§ **SHORT EXERCISE**: Read the lines that follow and pick out every one containing the word "горючего".

Data listing:
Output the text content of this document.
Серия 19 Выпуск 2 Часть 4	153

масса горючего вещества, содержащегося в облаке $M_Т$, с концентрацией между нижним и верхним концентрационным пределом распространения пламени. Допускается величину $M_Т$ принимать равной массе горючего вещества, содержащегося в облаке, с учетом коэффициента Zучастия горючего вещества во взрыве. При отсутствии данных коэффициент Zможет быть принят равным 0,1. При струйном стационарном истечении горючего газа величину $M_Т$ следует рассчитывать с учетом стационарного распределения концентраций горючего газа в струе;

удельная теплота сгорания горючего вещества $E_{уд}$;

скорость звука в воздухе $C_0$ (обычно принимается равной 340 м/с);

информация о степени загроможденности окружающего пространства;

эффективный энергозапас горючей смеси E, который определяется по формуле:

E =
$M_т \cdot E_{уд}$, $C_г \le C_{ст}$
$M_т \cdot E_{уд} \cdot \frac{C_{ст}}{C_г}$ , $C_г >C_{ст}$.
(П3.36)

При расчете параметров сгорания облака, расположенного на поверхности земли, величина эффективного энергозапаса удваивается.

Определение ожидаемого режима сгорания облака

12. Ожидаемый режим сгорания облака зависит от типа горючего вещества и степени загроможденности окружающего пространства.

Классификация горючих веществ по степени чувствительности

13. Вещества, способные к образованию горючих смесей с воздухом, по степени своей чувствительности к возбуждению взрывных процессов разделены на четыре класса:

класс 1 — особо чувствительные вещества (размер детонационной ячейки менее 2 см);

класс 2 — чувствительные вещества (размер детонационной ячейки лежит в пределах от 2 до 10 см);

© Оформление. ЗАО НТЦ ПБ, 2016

§ **TASK SOLUTION**:
масса горючего вещества, содержащегося в облаке $M_Т$, с концентрацией между нижним и верхним концентрационным пределом распространения пламени. Допускается величину $M_Т$ принимать равной массе горючего вещества, содержащегося в облаке, с учетом коэффициента Zучастия горючего вещества во взрыве. При отсутствии данных коэффициент Zможет быть принят равным 0,1. При струйном стационарном истечении горючего газа величину $M_Т$ следует рассчитывать с учетом стационарного распределения концентраций горючего газа в струе;
удельная теплота сгорания горючего вещества $E_{уд}$;
12. Ожидаемый режим сгорания облака зависит от типа горючего вещества и степени загроможденности окружающего пространства.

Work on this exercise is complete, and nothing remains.